— Task —
Wherever the word "this" turns up in a line of the entries, copy that line.

— Given entries —
************
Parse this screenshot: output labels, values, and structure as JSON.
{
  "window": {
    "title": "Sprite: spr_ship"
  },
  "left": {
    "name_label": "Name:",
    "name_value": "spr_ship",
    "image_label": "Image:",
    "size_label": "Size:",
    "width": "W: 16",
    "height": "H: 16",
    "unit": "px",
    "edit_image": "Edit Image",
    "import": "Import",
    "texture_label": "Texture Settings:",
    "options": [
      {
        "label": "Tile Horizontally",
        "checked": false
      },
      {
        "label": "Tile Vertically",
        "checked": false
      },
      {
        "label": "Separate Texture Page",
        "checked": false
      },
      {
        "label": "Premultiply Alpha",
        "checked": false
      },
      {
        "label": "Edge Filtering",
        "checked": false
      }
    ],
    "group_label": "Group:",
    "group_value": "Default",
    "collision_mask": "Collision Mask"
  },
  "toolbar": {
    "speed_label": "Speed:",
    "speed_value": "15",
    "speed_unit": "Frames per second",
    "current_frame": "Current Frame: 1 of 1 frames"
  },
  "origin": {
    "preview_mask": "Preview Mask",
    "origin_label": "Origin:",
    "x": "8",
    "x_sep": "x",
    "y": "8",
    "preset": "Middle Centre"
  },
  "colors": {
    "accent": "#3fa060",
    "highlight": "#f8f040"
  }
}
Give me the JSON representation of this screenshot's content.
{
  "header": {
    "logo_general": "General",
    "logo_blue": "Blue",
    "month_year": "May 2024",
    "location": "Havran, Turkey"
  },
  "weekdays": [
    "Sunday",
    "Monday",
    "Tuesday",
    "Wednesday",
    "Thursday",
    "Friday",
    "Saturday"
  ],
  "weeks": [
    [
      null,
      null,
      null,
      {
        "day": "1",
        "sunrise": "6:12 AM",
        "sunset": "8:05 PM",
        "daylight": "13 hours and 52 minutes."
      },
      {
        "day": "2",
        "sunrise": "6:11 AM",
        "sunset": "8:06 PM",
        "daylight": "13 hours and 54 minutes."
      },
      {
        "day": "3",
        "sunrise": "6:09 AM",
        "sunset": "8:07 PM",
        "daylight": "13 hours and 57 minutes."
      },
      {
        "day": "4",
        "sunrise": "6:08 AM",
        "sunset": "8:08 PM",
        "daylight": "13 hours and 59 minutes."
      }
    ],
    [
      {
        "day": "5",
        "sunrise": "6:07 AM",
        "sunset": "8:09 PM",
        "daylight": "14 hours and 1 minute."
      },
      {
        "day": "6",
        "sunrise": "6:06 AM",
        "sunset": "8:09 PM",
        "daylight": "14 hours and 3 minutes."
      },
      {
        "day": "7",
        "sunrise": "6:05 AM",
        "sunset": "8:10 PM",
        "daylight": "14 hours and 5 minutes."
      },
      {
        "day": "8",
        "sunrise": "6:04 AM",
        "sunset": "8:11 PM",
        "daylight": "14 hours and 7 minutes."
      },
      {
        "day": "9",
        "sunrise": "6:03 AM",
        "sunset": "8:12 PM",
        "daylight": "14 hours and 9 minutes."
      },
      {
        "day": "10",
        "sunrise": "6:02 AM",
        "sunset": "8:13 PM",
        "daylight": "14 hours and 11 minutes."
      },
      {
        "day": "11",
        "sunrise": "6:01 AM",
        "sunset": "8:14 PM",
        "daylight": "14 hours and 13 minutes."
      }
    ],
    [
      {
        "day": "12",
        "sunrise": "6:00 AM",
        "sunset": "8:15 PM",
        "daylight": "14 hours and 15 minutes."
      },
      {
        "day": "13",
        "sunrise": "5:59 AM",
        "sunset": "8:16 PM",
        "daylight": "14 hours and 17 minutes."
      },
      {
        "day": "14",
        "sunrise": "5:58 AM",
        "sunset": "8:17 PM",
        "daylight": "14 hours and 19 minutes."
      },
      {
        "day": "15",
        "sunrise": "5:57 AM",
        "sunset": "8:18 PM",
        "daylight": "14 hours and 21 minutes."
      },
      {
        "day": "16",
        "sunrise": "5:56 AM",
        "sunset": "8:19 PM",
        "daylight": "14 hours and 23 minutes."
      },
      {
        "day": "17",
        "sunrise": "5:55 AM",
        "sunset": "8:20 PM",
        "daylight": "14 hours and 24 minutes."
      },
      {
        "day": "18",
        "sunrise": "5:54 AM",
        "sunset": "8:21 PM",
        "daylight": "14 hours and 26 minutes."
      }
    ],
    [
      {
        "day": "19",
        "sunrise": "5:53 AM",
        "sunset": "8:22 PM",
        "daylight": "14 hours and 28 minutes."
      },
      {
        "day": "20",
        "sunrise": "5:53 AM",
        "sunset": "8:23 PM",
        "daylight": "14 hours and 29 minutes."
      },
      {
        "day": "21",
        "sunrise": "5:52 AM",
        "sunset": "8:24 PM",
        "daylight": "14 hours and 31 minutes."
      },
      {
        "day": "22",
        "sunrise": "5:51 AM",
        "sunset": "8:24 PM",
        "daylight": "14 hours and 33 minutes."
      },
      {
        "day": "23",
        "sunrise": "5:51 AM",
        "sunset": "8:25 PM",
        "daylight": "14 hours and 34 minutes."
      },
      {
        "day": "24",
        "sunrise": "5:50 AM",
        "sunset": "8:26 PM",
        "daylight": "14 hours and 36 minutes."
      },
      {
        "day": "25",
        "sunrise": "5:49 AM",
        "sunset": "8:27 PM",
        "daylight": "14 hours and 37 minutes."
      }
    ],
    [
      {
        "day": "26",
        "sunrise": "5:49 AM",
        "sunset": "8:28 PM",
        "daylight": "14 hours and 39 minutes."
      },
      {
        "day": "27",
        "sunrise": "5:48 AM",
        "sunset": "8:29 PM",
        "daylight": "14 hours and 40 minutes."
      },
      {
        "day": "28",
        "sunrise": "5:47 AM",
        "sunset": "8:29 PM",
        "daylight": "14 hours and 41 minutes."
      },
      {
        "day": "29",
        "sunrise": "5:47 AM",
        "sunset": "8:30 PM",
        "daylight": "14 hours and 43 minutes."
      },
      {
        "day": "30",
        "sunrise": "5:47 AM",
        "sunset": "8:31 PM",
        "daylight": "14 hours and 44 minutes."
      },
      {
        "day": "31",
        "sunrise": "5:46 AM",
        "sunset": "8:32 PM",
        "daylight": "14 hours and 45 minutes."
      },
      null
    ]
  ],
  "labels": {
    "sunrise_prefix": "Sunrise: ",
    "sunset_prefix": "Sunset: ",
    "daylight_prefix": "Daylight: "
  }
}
************
— The reply —
Parse this screenshot: output labels, values, and structure as JSON.
Give me the JSON representation of this screenshot's content.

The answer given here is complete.